#### THE EXERCISE
Select, from the material below, each line with "Батразовна" in it.

Data excerpts:

:::::

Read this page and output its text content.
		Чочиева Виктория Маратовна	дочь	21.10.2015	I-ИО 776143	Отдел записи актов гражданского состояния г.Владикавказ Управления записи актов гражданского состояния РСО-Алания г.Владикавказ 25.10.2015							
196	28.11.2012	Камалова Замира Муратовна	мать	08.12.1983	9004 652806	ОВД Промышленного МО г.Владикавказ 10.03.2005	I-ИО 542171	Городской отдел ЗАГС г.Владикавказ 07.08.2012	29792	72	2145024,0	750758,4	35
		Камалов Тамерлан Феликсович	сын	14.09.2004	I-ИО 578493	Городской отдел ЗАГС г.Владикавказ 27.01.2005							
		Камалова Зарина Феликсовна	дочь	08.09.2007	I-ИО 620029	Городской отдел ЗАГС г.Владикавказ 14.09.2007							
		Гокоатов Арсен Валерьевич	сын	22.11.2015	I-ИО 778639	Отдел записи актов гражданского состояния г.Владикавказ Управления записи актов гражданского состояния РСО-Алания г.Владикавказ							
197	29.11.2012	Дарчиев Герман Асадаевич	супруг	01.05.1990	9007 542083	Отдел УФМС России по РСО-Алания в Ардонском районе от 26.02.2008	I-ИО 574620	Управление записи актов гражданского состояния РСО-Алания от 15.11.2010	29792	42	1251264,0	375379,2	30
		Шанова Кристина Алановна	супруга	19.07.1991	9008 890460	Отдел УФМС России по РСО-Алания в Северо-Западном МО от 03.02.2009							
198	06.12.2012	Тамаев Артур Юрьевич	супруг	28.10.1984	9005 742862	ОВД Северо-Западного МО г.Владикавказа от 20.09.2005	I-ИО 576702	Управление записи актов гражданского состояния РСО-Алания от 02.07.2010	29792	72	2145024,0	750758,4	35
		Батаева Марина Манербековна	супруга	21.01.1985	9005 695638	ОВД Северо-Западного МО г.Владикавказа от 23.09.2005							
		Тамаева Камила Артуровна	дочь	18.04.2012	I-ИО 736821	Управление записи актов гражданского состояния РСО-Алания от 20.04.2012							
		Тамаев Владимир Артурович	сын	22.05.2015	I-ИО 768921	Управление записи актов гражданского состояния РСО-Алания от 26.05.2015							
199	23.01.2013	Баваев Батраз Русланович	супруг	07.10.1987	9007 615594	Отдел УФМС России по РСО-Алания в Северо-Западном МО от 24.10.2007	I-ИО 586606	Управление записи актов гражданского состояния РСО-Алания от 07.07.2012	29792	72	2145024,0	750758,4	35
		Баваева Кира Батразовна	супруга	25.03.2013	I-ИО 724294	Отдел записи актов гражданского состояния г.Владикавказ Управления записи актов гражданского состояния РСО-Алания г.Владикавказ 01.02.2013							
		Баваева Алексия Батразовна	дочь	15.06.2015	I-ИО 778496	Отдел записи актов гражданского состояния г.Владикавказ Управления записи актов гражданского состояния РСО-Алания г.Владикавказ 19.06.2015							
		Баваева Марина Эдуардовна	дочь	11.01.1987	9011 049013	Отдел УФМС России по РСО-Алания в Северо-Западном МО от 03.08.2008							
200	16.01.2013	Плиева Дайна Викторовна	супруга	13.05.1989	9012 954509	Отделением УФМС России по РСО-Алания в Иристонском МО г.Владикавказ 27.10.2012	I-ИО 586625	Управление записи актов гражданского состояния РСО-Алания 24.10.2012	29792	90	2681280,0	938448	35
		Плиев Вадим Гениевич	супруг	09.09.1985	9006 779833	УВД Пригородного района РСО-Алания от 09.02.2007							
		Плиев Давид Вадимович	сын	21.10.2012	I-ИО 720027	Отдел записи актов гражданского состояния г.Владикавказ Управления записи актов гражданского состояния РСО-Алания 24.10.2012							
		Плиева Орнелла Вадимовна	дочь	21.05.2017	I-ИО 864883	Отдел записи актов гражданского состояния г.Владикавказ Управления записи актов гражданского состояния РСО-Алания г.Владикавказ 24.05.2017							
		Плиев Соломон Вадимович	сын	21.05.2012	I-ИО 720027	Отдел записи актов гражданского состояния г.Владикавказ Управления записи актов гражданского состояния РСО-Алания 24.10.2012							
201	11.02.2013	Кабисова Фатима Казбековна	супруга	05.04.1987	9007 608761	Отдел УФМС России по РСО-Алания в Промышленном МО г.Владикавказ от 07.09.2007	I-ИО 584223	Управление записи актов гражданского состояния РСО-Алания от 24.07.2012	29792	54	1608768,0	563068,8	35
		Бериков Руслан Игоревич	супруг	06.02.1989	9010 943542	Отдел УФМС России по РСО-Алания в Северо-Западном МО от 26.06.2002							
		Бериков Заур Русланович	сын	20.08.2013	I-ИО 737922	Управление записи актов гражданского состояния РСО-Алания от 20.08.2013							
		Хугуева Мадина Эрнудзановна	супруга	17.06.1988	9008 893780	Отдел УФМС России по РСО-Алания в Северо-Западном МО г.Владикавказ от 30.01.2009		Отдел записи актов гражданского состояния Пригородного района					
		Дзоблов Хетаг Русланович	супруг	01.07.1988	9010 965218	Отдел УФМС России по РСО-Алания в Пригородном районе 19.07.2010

:::::

#### EXERCISE OUTPUT
		Баваева Кира Батразовна	супруга	25.03.2013	I-ИО 724294	Отдел записи актов гражданского состояния г.Владикавказ Управления записи актов гражданского состояния РСО-Алания г.Владикавказ 01.02.2013							
		Баваева Алексия Батразовна	дочь	15.06.2015	I-ИО 778496	Отдел записи актов гражданского состояния г.Владикавказ Управления записи актов гражданского состояния РСО-Алания г.Владикавказ 19.06.2015							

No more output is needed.